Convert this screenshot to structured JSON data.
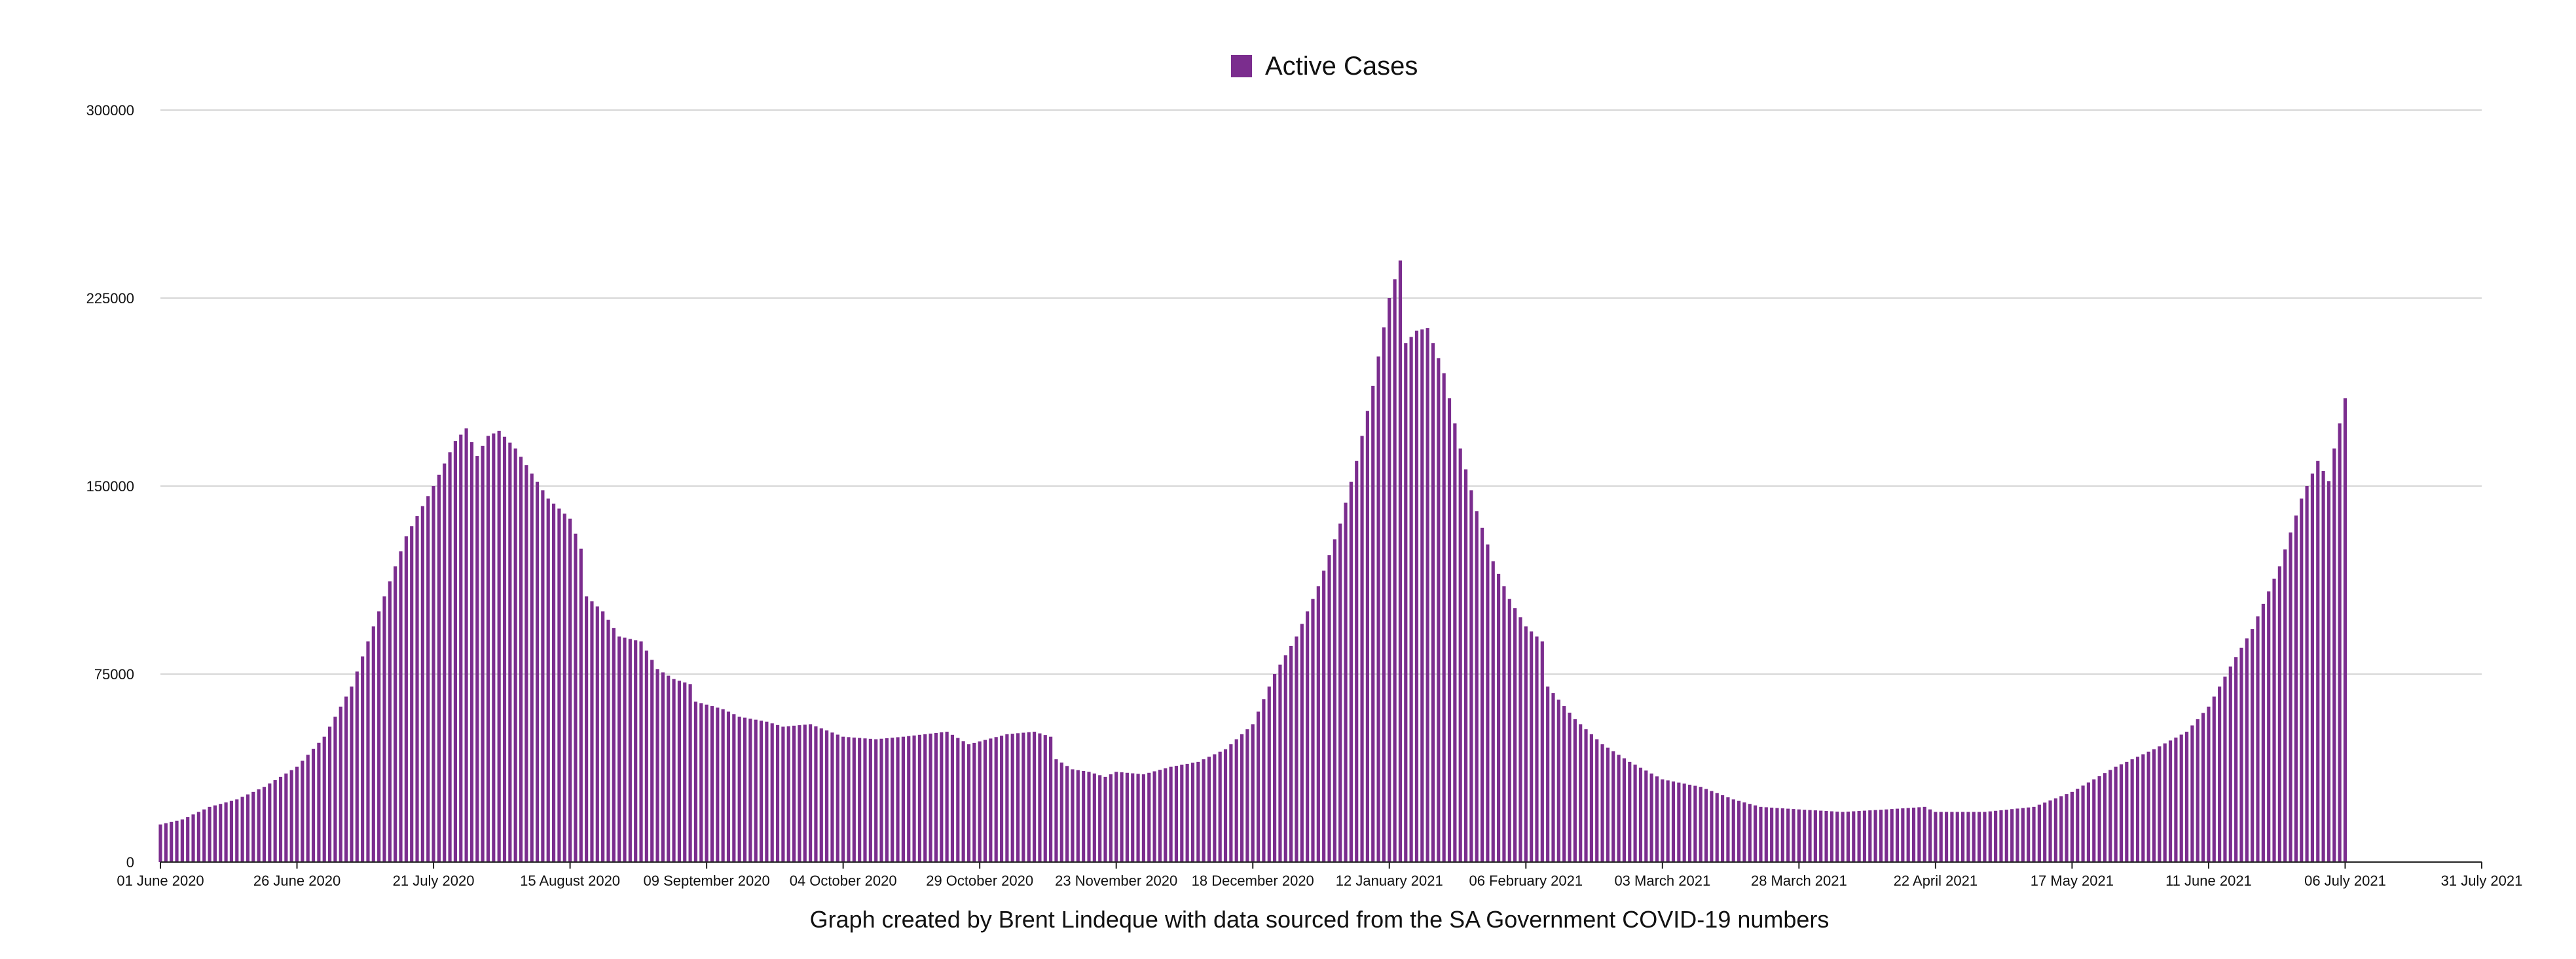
{
  "chart_data": {
    "type": "bar",
    "legend": {
      "label": "Active Cases",
      "position": "top-center"
    },
    "caption": "Graph created by Brent Lindeque with data sourced from the SA Government COVID-19 numbers",
    "x": {
      "type": "date",
      "start": "2020-06-01",
      "end": "2021-07-31",
      "tick_labels": [
        "01 June 2020",
        "26 June 2020",
        "21 July 2020",
        "15 August 2020",
        "09 September 2020",
        "04 October 2020",
        "29 October 2020",
        "23 November 2020",
        "18 December 2020",
        "12 January 2021",
        "06 February 2021",
        "03 March 2021",
        "28 March 2021",
        "22 April 2021",
        "17 May 2021",
        "11 June 2021",
        "06 July 2021",
        "31 July 2021"
      ],
      "tick_dates": [
        "2020-06-01",
        "2020-06-26",
        "2020-07-21",
        "2020-08-15",
        "2020-09-09",
        "2020-10-04",
        "2020-10-29",
        "2020-11-23",
        "2020-12-18",
        "2021-01-12",
        "2021-02-06",
        "2021-03-03",
        "2021-03-28",
        "2021-04-22",
        "2021-05-17",
        "2021-06-11",
        "2021-07-06",
        "2021-07-31"
      ]
    },
    "y": {
      "min": 0,
      "max": 300000,
      "ticks": [
        "0",
        "75000",
        "150000",
        "225000",
        "300000"
      ],
      "tick_values": [
        0,
        75000,
        150000,
        225000,
        300000
      ],
      "grid": true
    },
    "series": [
      {
        "name": "Active Cases",
        "color": "#7b2d8e",
        "anchors": [
          [
            "2020-06-01",
            15000
          ],
          [
            "2020-06-05",
            17000
          ],
          [
            "2020-06-10",
            22000
          ],
          [
            "2020-06-15",
            25000
          ],
          [
            "2020-06-20",
            30000
          ],
          [
            "2020-06-26",
            38000
          ],
          [
            "2020-07-01",
            50000
          ],
          [
            "2020-07-06",
            70000
          ],
          [
            "2020-07-11",
            100000
          ],
          [
            "2020-07-16",
            130000
          ],
          [
            "2020-07-21",
            150000
          ],
          [
            "2020-07-25",
            168000
          ],
          [
            "2020-07-27",
            173000
          ],
          [
            "2020-07-29",
            162000
          ],
          [
            "2020-07-31",
            170000
          ],
          [
            "2020-08-02",
            172000
          ],
          [
            "2020-08-05",
            165000
          ],
          [
            "2020-08-08",
            155000
          ],
          [
            "2020-08-11",
            145000
          ],
          [
            "2020-08-15",
            137000
          ],
          [
            "2020-08-17",
            125000
          ],
          [
            "2020-08-18",
            106000
          ],
          [
            "2020-08-21",
            100000
          ],
          [
            "2020-08-24",
            90000
          ],
          [
            "2020-08-28",
            88000
          ],
          [
            "2020-08-31",
            77000
          ],
          [
            "2020-09-03",
            73000
          ],
          [
            "2020-09-06",
            71000
          ],
          [
            "2020-09-07",
            64000
          ],
          [
            "2020-09-12",
            61000
          ],
          [
            "2020-09-15",
            58000
          ],
          [
            "2020-09-20",
            56000
          ],
          [
            "2020-09-23",
            54000
          ],
          [
            "2020-09-28",
            55000
          ],
          [
            "2020-10-04",
            50000
          ],
          [
            "2020-10-10",
            49000
          ],
          [
            "2020-10-15",
            50000
          ],
          [
            "2020-10-23",
            52000
          ],
          [
            "2020-10-27",
            47000
          ],
          [
            "2020-11-03",
            51000
          ],
          [
            "2020-11-08",
            52000
          ],
          [
            "2020-11-11",
            50000
          ],
          [
            "2020-11-12",
            41000
          ],
          [
            "2020-11-15",
            37000
          ],
          [
            "2020-11-18",
            36000
          ],
          [
            "2020-11-21",
            34000
          ],
          [
            "2020-11-23",
            36000
          ],
          [
            "2020-11-28",
            35000
          ],
          [
            "2020-12-03",
            38000
          ],
          [
            "2020-12-08",
            40000
          ],
          [
            "2020-12-13",
            45000
          ],
          [
            "2020-12-18",
            55000
          ],
          [
            "2020-12-22",
            75000
          ],
          [
            "2020-12-26",
            90000
          ],
          [
            "2020-12-30",
            110000
          ],
          [
            "2021-01-03",
            135000
          ],
          [
            "2021-01-06",
            160000
          ],
          [
            "2021-01-09",
            190000
          ],
          [
            "2021-01-12",
            225000
          ],
          [
            "2021-01-14",
            240000
          ],
          [
            "2021-01-15",
            207000
          ],
          [
            "2021-01-17",
            212000
          ],
          [
            "2021-01-19",
            213000
          ],
          [
            "2021-01-22",
            195000
          ],
          [
            "2021-01-25",
            165000
          ],
          [
            "2021-01-28",
            140000
          ],
          [
            "2021-01-31",
            120000
          ],
          [
            "2021-02-03",
            105000
          ],
          [
            "2021-02-06",
            94000
          ],
          [
            "2021-02-09",
            88000
          ],
          [
            "2021-02-10",
            70000
          ],
          [
            "2021-02-15",
            57000
          ],
          [
            "2021-02-20",
            47000
          ],
          [
            "2021-02-25",
            40000
          ],
          [
            "2021-03-03",
            33000
          ],
          [
            "2021-03-10",
            30000
          ],
          [
            "2021-03-16",
            25000
          ],
          [
            "2021-03-21",
            22000
          ],
          [
            "2021-03-28",
            21000
          ],
          [
            "2021-04-05",
            20000
          ],
          [
            "2021-04-13",
            21000
          ],
          [
            "2021-04-20",
            22000
          ],
          [
            "2021-04-22",
            20000
          ],
          [
            "2021-05-01",
            20000
          ],
          [
            "2021-05-10",
            22000
          ],
          [
            "2021-05-17",
            28000
          ],
          [
            "2021-05-25",
            38000
          ],
          [
            "2021-06-01",
            45000
          ],
          [
            "2021-06-07",
            52000
          ],
          [
            "2021-06-11",
            62000
          ],
          [
            "2021-06-15",
            78000
          ],
          [
            "2021-06-19",
            93000
          ],
          [
            "2021-06-24",
            118000
          ],
          [
            "2021-06-28",
            145000
          ],
          [
            "2021-07-01",
            160000
          ],
          [
            "2021-07-03",
            152000
          ],
          [
            "2021-07-04",
            165000
          ],
          [
            "2021-07-05",
            175000
          ],
          [
            "2021-07-06",
            185000
          ]
        ]
      }
    ]
  }
}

■ ■ ■ ■

Transcribe the whole listing exactly. Pictures are excluded.

Convert this screenshot to structured JSON data.
{
  "chart_data": {
    "type": "bar",
    "legend": {
      "label": "Active Cases",
      "position": "top-center"
    },
    "caption": "Graph created by Brent Lindeque with data sourced from the SA Government COVID-19 numbers",
    "x": {
      "type": "date",
      "start": "2020-06-01",
      "end": "2021-07-31",
      "tick_labels": [
        "01 June 2020",
        "26 June 2020",
        "21 July 2020",
        "15 August 2020",
        "09 September 2020",
        "04 October 2020",
        "29 October 2020",
        "23 November 2020",
        "18 December 2020",
        "12 January 2021",
        "06 February 2021",
        "03 March 2021",
        "28 March 2021",
        "22 April 2021",
        "17 May 2021",
        "11 June 2021",
        "06 July 2021",
        "31 July 2021"
      ],
      "tick_dates": [
        "2020-06-01",
        "2020-06-26",
        "2020-07-21",
        "2020-08-15",
        "2020-09-09",
        "2020-10-04",
        "2020-10-29",
        "2020-11-23",
        "2020-12-18",
        "2021-01-12",
        "2021-02-06",
        "2021-03-03",
        "2021-03-28",
        "2021-04-22",
        "2021-05-17",
        "2021-06-11",
        "2021-07-06",
        "2021-07-31"
      ]
    },
    "y": {
      "min": 0,
      "max": 300000,
      "ticks": [
        "0",
        "75000",
        "150000",
        "225000",
        "300000"
      ],
      "tick_values": [
        0,
        75000,
        150000,
        225000,
        300000
      ],
      "grid": true
    },
    "series": [
      {
        "name": "Active Cases",
        "color": "#7b2d8e",
        "anchors": [
          [
            "2020-06-01",
            15000
          ],
          [
            "2020-06-05",
            17000
          ],
          [
            "2020-06-10",
            22000
          ],
          [
            "2020-06-15",
            25000
          ],
          [
            "2020-06-20",
            30000
          ],
          [
            "2020-06-26",
            38000
          ],
          [
            "2020-07-01",
            50000
          ],
          [
            "2020-07-06",
            70000
          ],
          [
            "2020-07-11",
            100000
          ],
          [
            "2020-07-16",
            130000
          ],
          [
            "2020-07-21",
            150000
          ],
          [
            "2020-07-25",
            168000
          ],
          [
            "2020-07-27",
            173000
          ],
          [
            "2020-07-29",
            162000
          ],
          [
            "2020-07-31",
            170000
          ],
          [
            "2020-08-02",
            172000
          ],
          [
            "2020-08-05",
            165000
          ],
          [
            "2020-08-08",
            155000
          ],
          [
            "2020-08-11",
            145000
          ],
          [
            "2020-08-15",
            137000
          ],
          [
            "2020-08-17",
            125000
          ],
          [
            "2020-08-18",
            106000
          ],
          [
            "2020-08-21",
            100000
          ],
          [
            "2020-08-24",
            90000
          ],
          [
            "2020-08-28",
            88000
          ],
          [
            "2020-08-31",
            77000
          ],
          [
            "2020-09-03",
            73000
          ],
          [
            "2020-09-06",
            71000
          ],
          [
            "2020-09-07",
            64000
          ],
          [
            "2020-09-12",
            61000
          ],
          [
            "2020-09-15",
            58000
          ],
          [
            "2020-09-20",
            56000
          ],
          [
            "2020-09-23",
            54000
          ],
          [
            "2020-09-28",
            55000
          ],
          [
            "2020-10-04",
            50000
          ],
          [
            "2020-10-10",
            49000
          ],
          [
            "2020-10-15",
            50000
          ],
          [
            "2020-10-23",
            52000
          ],
          [
            "2020-10-27",
            47000
          ],
          [
            "2020-11-03",
            51000
          ],
          [
            "2020-11-08",
            52000
          ],
          [
            "2020-11-11",
            50000
          ],
          [
            "2020-11-12",
            41000
          ],
          [
            "2020-11-15",
            37000
          ],
          [
            "2020-11-18",
            36000
          ],
          [
            "2020-11-21",
            34000
          ],
          [
            "2020-11-23",
            36000
          ],
          [
            "2020-11-28",
            35000
          ],
          [
            "2020-12-03",
            38000
          ],
          [
            "2020-12-08",
            40000
          ],
          [
            "2020-12-13",
            45000
          ],
          [
            "2020-12-18",
            55000
          ],
          [
            "2020-12-22",
            75000
          ],
          [
            "2020-12-26",
            90000
          ],
          [
            "2020-12-30",
            110000
          ],
          [
            "2021-01-03",
            135000
          ],
          [
            "2021-01-06",
            160000
          ],
          [
            "2021-01-09",
            190000
          ],
          [
            "2021-01-12",
            225000
          ],
          [
            "2021-01-14",
            240000
          ],
          [
            "2021-01-15",
            207000
          ],
          [
            "2021-01-17",
            212000
          ],
          [
            "2021-01-19",
            213000
          ],
          [
            "2021-01-22",
            195000
          ],
          [
            "2021-01-25",
            165000
          ],
          [
            "2021-01-28",
            140000
          ],
          [
            "2021-01-31",
            120000
          ],
          [
            "2021-02-03",
            105000
          ],
          [
            "2021-02-06",
            94000
          ],
          [
            "2021-02-09",
            88000
          ],
          [
            "2021-02-10",
            70000
          ],
          [
            "2021-02-15",
            57000
          ],
          [
            "2021-02-20",
            47000
          ],
          [
            "2021-02-25",
            40000
          ],
          [
            "2021-03-03",
            33000
          ],
          [
            "2021-03-10",
            30000
          ],
          [
            "2021-03-16",
            25000
          ],
          [
            "2021-03-21",
            22000
          ],
          [
            "2021-03-28",
            21000
          ],
          [
            "2021-04-05",
            20000
          ],
          [
            "2021-04-13",
            21000
          ],
          [
            "2021-04-20",
            22000
          ],
          [
            "2021-04-22",
            20000
          ],
          [
            "2021-05-01",
            20000
          ],
          [
            "2021-05-10",
            22000
          ],
          [
            "2021-05-17",
            28000
          ],
          [
            "2021-05-25",
            38000
          ],
          [
            "2021-06-01",
            45000
          ],
          [
            "2021-06-07",
            52000
          ],
          [
            "2021-06-11",
            62000
          ],
          [
            "2021-06-15",
            78000
          ],
          [
            "2021-06-19",
            93000
          ],
          [
            "2021-06-24",
            118000
          ],
          [
            "2021-06-28",
            145000
          ],
          [
            "2021-07-01",
            160000
          ],
          [
            "2021-07-03",
            152000
          ],
          [
            "2021-07-04",
            165000
          ],
          [
            "2021-07-05",
            175000
          ],
          [
            "2021-07-06",
            185000
          ]
        ]
      }
    ]
  }
}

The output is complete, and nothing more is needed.